» The task
Repeat every record exactly, but keep images out of the copy.

Stored entries:
+---+

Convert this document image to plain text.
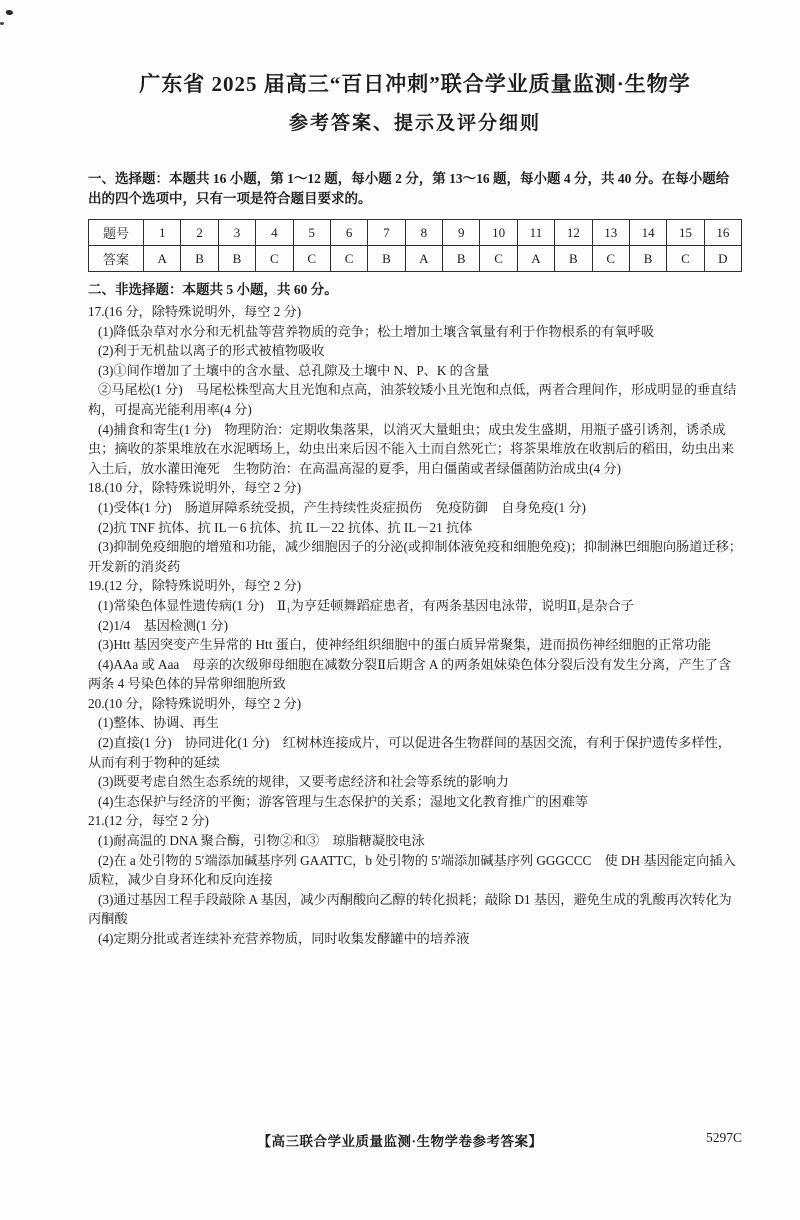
广东省 2025 届高三“百日冲刺”联合学业质量监测·生物学
参考答案、提示及评分细则

一、选择题：本题共 16 小题，第 1～12 题，每小题 2 分，第 13～16 题，每小题 4 分，共 40 分。在每小题给出的四个选项中，只有一项是符合题目要求的。

题号	1	2	3	4	5	6	7	8	9	10	11	12	13	14	15	16
答案	A	B	B	C	C	C	B	A	B	C	A	B	C	B	C	D

二、非选择题：本题共 5 小题，共 60 分。

17.(16 分，除特殊说明外，每空 2 分)

(1)降低杂草对水分和无机盐等营养物质的竞争；松土增加土壤含氧量有利于作物根系的有氧呼吸

(2)利于无机盐以离子的形式被植物吸收

(3)①间作增加了土壤中的含水量、总孔隙及土壤中 N、P、K 的含量

②马尾松(1 分)　马尾松株型高大且光饱和点高，油茶较矮小且光饱和点低，两者合理间作，形成明显的垂直结构，可提高光能利用率(4 分)

(4)捕食和寄生(1 分)　物理防治：定期收集落果，以消灭大量蛆虫；成虫发生盛期，用瓶子盛引诱剂，诱杀成虫；摘收的茶果堆放在水泥晒场上，幼虫出来后因不能入土而自然死亡；将茶果堆放在收割后的稻田，幼虫出来入土后，放水灌田淹死　生物防治：在高温高湿的夏季，用白僵菌或者绿僵菌防治成虫(4 分)

18.(10 分，除特殊说明外，每空 2 分)

(1)受体(1 分)　肠道屏障系统受损，产生持续性炎症损伤　免疫防御　自身免疫(1 分)

(2)抗 TNF 抗体、抗 IL－6 抗体、抗 IL－22 抗体、抗 IL－21 抗体

(3)抑制免疫细胞的增殖和功能，减少细胞因子的分泌(或抑制体液免疫和细胞免疫)；抑制淋巴细胞向肠道迁移；开发新的消炎药

19.(12 分，除特殊说明外，每空 2 分)

(1)常染色体显性遗传病(1 分)　Ⅱ₁为亨廷顿舞蹈症患者，有两条基因电泳带，说明Ⅱ₁是杂合子

(2)1/4　基因检测(1 分)

(3)Htt 基因突变产生异常的 Htt 蛋白，使神经组织细胞中的蛋白质异常聚集，进而损伤神经细胞的正常功能

(4)AAa 或 Aaa　母亲的次级卵母细胞在减数分裂Ⅱ后期含 A 的两条姐妹染色体分裂后没有发生分离，产生了含两条 4 号染色体的异常卵细胞所致

20.(10 分，除特殊说明外，每空 2 分)

(1)整体、协调、再生

(2)直接(1 分)　协同进化(1 分)　红树林连接成片，可以促进各生物群间的基因交流，有利于保护遗传多样性，从而有利于物种的延续

(3)既要考虑自然生态系统的规律，又要考虑经济和社会等系统的影响力

(4)生态保护与经济的平衡；游客管理与生态保护的关系；湿地文化教育推广的困难等

21.(12 分，每空 2 分)

(1)耐高温的 DNA 聚合酶，引物②和③　琼脂糖凝胶电泳

(2)在 a 处引物的 5′端添加碱基序列 GAATTC，b 处引物的 5′端添加碱基序列 GGGCCC　使 DH 基因能定向插入质粒，减少自身环化和反向连接

(3)通过基因工程手段敲除 A 基因，减少丙酮酸向乙醇的转化损耗；敲除 D1 基因，避免生成的乳酸再次转化为丙酮酸

(4)定期分批或者连续补充营养物质，同时收集发酵罐中的培养液

【高三联合学业质量监测·生物学卷参考答案】	5297C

+---+

» Exercise answer
Convert this document image to plain text.
广东省 2025 届高三“百日冲刺”联合学业质量监测·生物学
参考答案、提示及评分细则

一、选择题：本题共 16 小题，第 1～12 题，每小题 2 分，第 13～16 题，每小题 4 分，共 40 分。在每小题给出的四个选项中，只有一项是符合题目要求的。

题号	1	2	3	4	5	6	7	8	9	10	11	12	13	14	15	16
答案	A	B	B	C	C	C	B	A	B	C	A	B	C	B	C	D

二、非选择题：本题共 5 小题，共 60 分。

17.(16 分，除特殊说明外，每空 2 分)

(1)降低杂草对水分和无机盐等营养物质的竞争；松土增加土壤含氧量有利于作物根系的有氧呼吸

(2)利于无机盐以离子的形式被植物吸收

(3)①间作增加了土壤中的含水量、总孔隙及土壤中 N、P、K 的含量

②马尾松(1 分)　马尾松株型高大且光饱和点高，油茶较矮小且光饱和点低，两者合理间作，形成明显的垂直结构，可提高光能利用率(4 分)

(4)捕食和寄生(1 分)　物理防治：定期收集落果，以消灭大量蛆虫；成虫发生盛期，用瓶子盛引诱剂，诱杀成虫；摘收的茶果堆放在水泥晒场上，幼虫出来后因不能入土而自然死亡；将茶果堆放在收割后的稻田，幼虫出来入土后，放水灌田淹死　生物防治：在高温高湿的夏季，用白僵菌或者绿僵菌防治成虫(4 分)

18.(10 分，除特殊说明外，每空 2 分)

(1)受体(1 分)　肠道屏障系统受损，产生持续性炎症损伤　免疫防御　自身免疫(1 分)

(2)抗 TNF 抗体、抗 IL－6 抗体、抗 IL－22 抗体、抗 IL－21 抗体

(3)抑制免疫细胞的增殖和功能，减少细胞因子的分泌(或抑制体液免疫和细胞免疫)；抑制淋巴细胞向肠道迁移；开发新的消炎药

19.(12 分，除特殊说明外，每空 2 分)

(1)常染色体显性遗传病(1 分)　Ⅱ₁为亨廷顿舞蹈症患者，有两条基因电泳带，说明Ⅱ₁是杂合子

(2)1/4　基因检测(1 分)

(3)Htt 基因突变产生异常的 Htt 蛋白，使神经组织细胞中的蛋白质异常聚集，进而损伤神经细胞的正常功能

(4)AAa 或 Aaa　母亲的次级卵母细胞在减数分裂Ⅱ后期含 A 的两条姐妹染色体分裂后没有发生分离，产生了含两条 4 号染色体的异常卵细胞所致

20.(10 分，除特殊说明外，每空 2 分)

(1)整体、协调、再生

(2)直接(1 分)　协同进化(1 分)　红树林连接成片，可以促进各生物群间的基因交流，有利于保护遗传多样性，从而有利于物种的延续

(3)既要考虑自然生态系统的规律，又要考虑经济和社会等系统的影响力

(4)生态保护与经济的平衡；游客管理与生态保护的关系；湿地文化教育推广的困难等

21.(12 分，每空 2 分)

(1)耐高温的 DNA 聚合酶，引物②和③　琼脂糖凝胶电泳

(2)在 a 处引物的 5′端添加碱基序列 GAATTC，b 处引物的 5′端添加碱基序列 GGGCCC　使 DH 基因能定向插入质粒，减少自身环化和反向连接

(3)通过基因工程手段敲除 A 基因，减少丙酮酸向乙醇的转化损耗；敲除 D1 基因，避免生成的乳酸再次转化为丙酮酸

(4)定期分批或者连续补充营养物质，同时收集发酵罐中的培养液

【高三联合学业质量监测·生物学卷参考答案】	5297C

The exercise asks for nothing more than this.